WORK INSTRUCTIONS:
Copy the passage about Chicago from "A friend of" to "my boyhood there.", inclusive.

EXCERPTED TEXT:
* start *

Baedeker is quite right about that. He might also have added that the "Windy City" is not so windy as New York, and that the old legend, now almost forgotten, to the effect that Chicago girls have big feet is equally untrue. There is still some wind in Chicago; thanks to it and to the present mode in dress, I was able to assure myself quite definitely upon the size of Chicago feet. I not only saw them upon the streets; I saw them also at dances: twinkling, slippered feet as small as any in the land; and, again owing to the present mode, I saw not only pretty feet, but also--However, I am digressing. That is enough about feet. I fear I have already let them run away with me.

A friend of mine who visited Chicago for the first time, a year ago, came back appreciative of her wonders, but declaring her provincial.

"Why do you say provincial?" I asked.

"Because you can't pick up a taxi in the street," he said.

And it is true. I was chagrined at his discovery--not so much because of its truth, however, as because it was the discovery of a New Yorker. I always defend Chicago against New Yorkers, for I love the place, partly for itself and partly because I was born and spent my boyhood there.

I know a great many other ex-Chicagoans who now live in New York, as I do, and I have noticed with amusement that the side we take depends upon the society in which we are. If we are with Chicagoans, we defend New York; if with New Yorkers, we defend Chicago. We are like those people in the circus who stand upon the backs of two horses at once. Only among ourselves do we go in for candor.

The other day I met a man and his wife, transplanted Chicagoans, on the street in New York.

"How long have you been here?" I asked.

"Three years," said the husband.

"Why did you come?"

"For business reasons."

"How do you like the change?"

The husband hesitated. "Well, I've done a great deal better here than I ever did in Chicago," he said.

"How do you like it?" I asked the wife.

"New York gives us more advantages," she said, "but I prefer Chicago people."

"Would you like to go back?"

The wife hesitated, but the husband shook his head.

* end *

DATA SHOWN:
* start *

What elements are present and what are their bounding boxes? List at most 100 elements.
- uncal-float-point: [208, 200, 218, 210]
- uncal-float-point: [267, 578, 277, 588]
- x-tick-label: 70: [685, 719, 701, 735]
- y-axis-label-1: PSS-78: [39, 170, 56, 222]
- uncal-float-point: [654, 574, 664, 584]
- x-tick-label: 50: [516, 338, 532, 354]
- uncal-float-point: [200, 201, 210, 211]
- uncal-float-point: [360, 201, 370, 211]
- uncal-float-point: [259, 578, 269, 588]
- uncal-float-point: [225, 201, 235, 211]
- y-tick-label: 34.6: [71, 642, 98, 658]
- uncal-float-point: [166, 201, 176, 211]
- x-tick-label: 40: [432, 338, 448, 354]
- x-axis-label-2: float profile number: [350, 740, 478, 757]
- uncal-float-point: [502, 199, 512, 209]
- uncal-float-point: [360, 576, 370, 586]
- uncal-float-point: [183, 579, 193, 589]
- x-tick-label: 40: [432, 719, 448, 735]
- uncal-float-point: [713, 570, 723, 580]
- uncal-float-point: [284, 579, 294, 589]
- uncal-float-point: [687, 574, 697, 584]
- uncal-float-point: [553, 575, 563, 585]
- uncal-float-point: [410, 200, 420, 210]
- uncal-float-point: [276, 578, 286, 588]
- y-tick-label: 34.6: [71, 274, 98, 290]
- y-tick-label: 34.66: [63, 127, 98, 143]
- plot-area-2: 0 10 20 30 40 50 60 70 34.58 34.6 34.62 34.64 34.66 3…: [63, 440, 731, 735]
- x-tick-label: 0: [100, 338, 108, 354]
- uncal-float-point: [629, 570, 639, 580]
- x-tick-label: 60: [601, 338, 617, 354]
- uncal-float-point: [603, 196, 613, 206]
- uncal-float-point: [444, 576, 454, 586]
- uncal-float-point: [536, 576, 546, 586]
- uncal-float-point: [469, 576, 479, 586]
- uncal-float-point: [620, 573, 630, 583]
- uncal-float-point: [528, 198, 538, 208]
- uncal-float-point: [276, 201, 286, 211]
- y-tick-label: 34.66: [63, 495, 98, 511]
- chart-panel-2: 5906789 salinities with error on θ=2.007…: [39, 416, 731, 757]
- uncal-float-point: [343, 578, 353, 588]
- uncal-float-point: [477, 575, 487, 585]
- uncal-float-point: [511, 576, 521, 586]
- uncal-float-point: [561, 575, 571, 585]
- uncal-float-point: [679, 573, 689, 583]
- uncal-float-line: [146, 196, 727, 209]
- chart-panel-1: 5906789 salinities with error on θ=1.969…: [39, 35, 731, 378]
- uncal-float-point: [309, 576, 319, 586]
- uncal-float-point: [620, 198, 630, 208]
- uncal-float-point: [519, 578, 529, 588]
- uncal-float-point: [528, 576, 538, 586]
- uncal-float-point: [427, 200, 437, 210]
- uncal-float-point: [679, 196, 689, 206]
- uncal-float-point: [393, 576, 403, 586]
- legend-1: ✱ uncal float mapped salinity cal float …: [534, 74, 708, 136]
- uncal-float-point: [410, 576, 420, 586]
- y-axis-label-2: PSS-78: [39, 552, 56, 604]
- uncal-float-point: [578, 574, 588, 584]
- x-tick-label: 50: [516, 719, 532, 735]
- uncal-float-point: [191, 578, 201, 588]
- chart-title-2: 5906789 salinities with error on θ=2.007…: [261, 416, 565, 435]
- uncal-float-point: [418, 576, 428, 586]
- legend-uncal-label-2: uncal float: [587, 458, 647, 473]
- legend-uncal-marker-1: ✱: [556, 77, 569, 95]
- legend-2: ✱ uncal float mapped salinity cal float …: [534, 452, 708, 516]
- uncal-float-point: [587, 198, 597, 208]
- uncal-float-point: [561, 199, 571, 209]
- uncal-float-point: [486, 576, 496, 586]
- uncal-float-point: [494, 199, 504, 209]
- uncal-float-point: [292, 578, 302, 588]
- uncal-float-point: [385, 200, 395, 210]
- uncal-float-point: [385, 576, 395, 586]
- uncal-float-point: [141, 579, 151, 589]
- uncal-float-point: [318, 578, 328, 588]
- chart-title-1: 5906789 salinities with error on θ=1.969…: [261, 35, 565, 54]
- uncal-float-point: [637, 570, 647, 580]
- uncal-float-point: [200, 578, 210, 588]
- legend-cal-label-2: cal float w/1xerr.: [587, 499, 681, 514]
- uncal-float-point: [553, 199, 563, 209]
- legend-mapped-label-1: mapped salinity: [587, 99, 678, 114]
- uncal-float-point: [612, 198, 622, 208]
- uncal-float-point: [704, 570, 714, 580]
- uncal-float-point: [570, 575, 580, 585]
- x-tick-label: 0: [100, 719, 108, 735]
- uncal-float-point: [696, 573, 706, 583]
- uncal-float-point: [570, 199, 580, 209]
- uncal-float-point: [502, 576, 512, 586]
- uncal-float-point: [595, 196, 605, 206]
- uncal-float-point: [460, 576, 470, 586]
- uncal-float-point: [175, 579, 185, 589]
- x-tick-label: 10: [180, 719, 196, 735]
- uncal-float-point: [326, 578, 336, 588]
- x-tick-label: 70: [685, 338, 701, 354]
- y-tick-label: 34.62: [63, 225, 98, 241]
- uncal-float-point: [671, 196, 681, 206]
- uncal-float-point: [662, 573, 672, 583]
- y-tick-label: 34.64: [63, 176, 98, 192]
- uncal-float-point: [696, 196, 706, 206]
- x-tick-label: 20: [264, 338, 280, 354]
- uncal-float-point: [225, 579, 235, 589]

* end *

OUTPUT FOR THIS EXERCISE:
A friend of mine who visited Chicago for the first time, a year ago, came back appreciative of her wonders, but declaring her provincial.

"Why do you say provincial?" I asked.

"Because you can't pick up a taxi in the street," he said.

And it is true. I was chagrined at his discovery--not so much because of its truth, however, as because it was the discovery of a New Yorker. I always defend Chicago against New Yorkers, for I love the place, partly for itself and partly because I was born and spent my boyhood there.